**Supplied material**
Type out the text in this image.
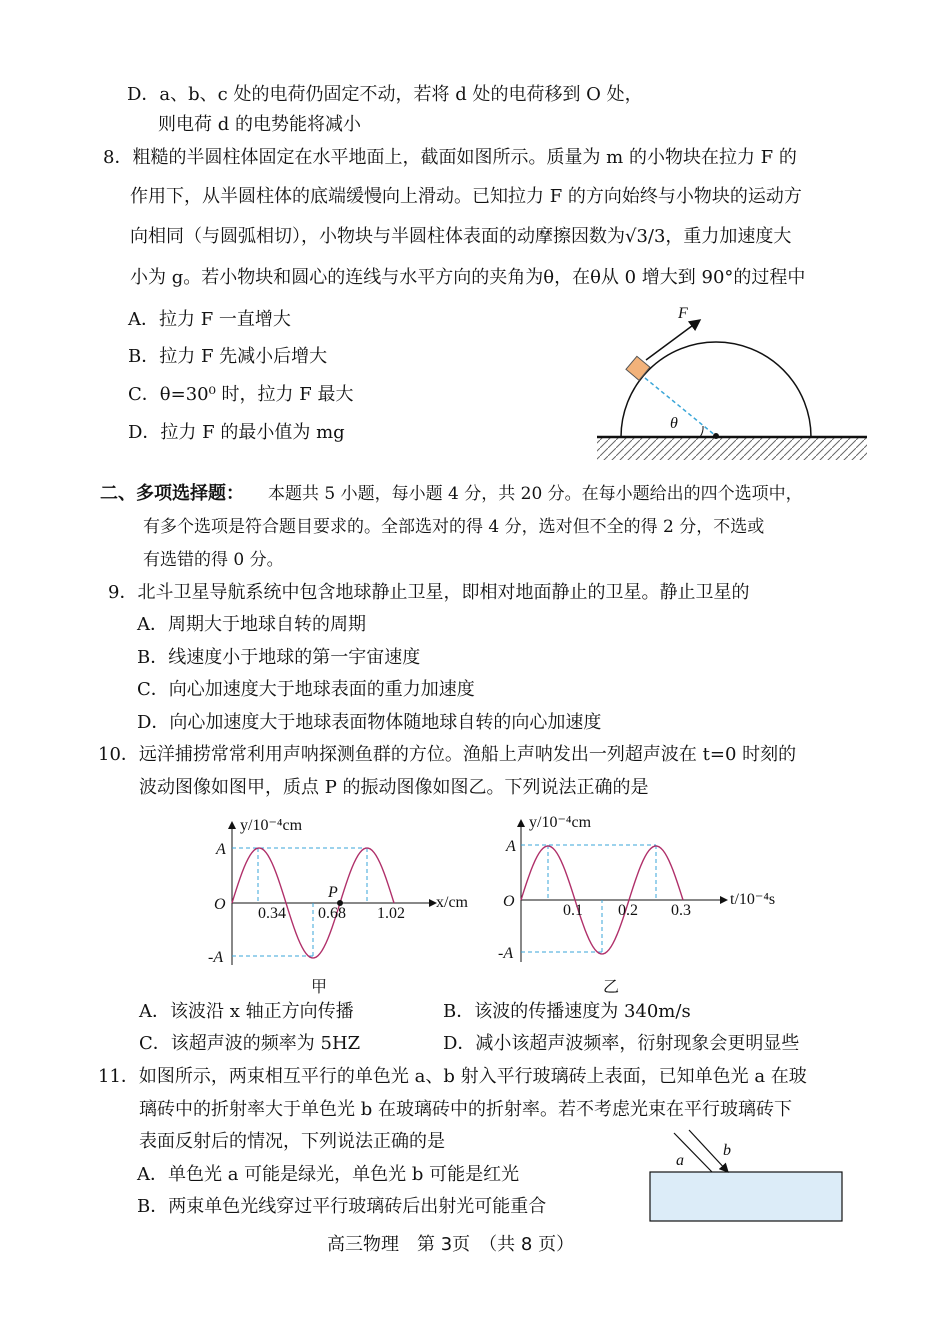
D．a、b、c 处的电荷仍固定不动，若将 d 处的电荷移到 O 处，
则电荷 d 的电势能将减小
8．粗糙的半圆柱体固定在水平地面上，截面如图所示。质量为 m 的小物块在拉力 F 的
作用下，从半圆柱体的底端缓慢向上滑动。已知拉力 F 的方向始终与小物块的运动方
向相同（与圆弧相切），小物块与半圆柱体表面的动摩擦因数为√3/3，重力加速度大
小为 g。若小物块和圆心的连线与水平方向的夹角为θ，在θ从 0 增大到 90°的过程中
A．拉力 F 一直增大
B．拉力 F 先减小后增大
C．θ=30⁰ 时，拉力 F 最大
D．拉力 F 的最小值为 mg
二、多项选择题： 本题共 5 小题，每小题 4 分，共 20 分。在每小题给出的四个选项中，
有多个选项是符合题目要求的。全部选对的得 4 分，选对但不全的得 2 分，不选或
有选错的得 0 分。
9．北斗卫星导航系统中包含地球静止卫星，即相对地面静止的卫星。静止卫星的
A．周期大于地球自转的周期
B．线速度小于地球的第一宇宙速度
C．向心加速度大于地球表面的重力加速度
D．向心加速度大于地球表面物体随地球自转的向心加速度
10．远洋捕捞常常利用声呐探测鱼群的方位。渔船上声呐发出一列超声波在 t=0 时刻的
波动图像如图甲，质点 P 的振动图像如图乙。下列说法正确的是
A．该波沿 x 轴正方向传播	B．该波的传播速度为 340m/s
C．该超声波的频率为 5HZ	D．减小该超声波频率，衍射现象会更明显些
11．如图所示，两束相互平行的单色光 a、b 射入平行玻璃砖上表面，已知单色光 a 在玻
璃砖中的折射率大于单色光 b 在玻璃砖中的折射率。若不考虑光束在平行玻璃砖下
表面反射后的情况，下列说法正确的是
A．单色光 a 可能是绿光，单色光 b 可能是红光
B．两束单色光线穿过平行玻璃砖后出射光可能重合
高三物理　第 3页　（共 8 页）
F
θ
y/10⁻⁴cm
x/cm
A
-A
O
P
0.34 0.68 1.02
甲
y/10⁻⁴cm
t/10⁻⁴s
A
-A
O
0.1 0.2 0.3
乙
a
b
* * *
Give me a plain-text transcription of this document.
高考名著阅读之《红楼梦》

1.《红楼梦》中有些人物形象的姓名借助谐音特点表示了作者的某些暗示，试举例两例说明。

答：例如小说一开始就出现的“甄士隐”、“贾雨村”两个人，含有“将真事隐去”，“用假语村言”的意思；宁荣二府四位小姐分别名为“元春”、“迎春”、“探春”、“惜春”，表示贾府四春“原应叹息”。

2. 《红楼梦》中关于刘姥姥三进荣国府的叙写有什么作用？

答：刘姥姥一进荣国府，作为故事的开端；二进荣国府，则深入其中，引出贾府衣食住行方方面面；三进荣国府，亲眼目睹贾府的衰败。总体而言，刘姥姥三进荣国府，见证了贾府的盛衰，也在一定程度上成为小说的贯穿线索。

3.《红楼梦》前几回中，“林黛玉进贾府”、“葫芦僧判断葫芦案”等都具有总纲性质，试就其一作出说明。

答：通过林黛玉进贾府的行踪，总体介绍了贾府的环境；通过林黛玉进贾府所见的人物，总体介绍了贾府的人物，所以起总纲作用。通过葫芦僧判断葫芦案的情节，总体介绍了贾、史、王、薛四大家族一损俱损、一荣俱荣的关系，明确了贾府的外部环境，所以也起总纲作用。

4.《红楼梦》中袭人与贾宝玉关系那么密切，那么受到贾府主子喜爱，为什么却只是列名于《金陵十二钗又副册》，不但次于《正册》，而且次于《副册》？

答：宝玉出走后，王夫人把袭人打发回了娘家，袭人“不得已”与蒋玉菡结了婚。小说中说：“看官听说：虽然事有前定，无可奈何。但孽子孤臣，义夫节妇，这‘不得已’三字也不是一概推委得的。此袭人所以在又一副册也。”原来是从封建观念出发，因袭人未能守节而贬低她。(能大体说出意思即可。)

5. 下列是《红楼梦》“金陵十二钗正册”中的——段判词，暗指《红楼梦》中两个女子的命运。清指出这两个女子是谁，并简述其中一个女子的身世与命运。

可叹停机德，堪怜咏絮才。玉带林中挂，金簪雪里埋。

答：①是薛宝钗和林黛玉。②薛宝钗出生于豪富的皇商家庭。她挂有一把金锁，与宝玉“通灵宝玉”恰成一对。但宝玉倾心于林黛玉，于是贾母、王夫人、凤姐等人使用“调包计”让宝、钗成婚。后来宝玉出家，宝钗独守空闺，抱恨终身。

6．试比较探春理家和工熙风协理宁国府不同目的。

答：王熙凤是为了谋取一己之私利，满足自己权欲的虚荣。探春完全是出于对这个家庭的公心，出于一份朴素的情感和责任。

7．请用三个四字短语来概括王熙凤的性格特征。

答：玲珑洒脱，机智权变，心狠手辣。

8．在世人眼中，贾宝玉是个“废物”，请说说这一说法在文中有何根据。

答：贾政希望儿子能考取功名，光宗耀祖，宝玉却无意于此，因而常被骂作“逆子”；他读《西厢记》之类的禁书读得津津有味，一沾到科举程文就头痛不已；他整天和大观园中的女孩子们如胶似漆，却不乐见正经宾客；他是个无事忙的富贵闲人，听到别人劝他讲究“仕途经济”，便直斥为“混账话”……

**What to do**
Look through the data and show every line containing "this".

**Reply to the task**
Type out the text in this image.
Give me a plain-text transcription of this document.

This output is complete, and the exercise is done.